Task to complete:
Select the lines of the records containing the word "treo" and list them.

Material for the task:
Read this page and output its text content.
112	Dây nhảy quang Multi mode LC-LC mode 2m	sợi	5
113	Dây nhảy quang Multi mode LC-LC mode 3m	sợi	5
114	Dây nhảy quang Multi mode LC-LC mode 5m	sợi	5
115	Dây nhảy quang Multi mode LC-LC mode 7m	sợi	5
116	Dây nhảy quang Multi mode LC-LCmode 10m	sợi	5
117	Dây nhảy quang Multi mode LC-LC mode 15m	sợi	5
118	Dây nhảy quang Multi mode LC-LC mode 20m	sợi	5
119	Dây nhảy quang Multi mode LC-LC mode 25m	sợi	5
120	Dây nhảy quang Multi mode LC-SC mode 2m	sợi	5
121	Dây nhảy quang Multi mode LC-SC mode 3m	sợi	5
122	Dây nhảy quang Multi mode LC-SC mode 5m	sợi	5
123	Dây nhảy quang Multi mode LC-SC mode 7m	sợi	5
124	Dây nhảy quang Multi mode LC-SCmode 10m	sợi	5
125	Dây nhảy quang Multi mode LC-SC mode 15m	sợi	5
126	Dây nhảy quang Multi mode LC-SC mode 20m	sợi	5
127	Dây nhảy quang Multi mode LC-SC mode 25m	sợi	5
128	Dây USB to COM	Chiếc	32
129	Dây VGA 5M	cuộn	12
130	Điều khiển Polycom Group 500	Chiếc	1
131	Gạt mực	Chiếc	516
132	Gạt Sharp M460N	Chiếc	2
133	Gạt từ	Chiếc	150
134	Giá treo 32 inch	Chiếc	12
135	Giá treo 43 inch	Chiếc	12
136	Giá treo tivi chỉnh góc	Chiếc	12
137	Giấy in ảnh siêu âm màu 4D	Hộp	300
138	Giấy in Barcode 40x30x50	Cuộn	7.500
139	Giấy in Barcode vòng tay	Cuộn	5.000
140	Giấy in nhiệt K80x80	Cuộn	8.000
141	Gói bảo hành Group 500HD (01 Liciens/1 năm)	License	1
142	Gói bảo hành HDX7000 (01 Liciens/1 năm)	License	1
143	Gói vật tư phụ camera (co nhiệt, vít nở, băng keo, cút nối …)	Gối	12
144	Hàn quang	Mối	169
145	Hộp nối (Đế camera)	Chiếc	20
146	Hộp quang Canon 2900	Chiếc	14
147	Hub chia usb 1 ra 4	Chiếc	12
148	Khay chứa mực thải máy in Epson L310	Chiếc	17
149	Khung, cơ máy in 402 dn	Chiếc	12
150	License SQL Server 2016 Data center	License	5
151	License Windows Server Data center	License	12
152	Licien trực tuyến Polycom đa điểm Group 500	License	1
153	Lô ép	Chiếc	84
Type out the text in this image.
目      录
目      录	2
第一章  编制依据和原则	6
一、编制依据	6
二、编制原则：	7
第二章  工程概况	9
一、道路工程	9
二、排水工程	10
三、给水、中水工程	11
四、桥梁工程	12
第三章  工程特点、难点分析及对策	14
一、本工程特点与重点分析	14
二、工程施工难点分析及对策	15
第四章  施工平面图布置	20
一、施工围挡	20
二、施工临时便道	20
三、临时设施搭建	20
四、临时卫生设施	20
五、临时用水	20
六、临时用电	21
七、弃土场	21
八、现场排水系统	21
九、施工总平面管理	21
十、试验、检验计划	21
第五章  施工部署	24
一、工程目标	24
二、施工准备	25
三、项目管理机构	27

Solution to the problem:
134	Giá treo 32 inch	Chiếc	12
135	Giá treo 43 inch	Chiếc	12
136	Giá treo tivi chỉnh góc	Chiếc	12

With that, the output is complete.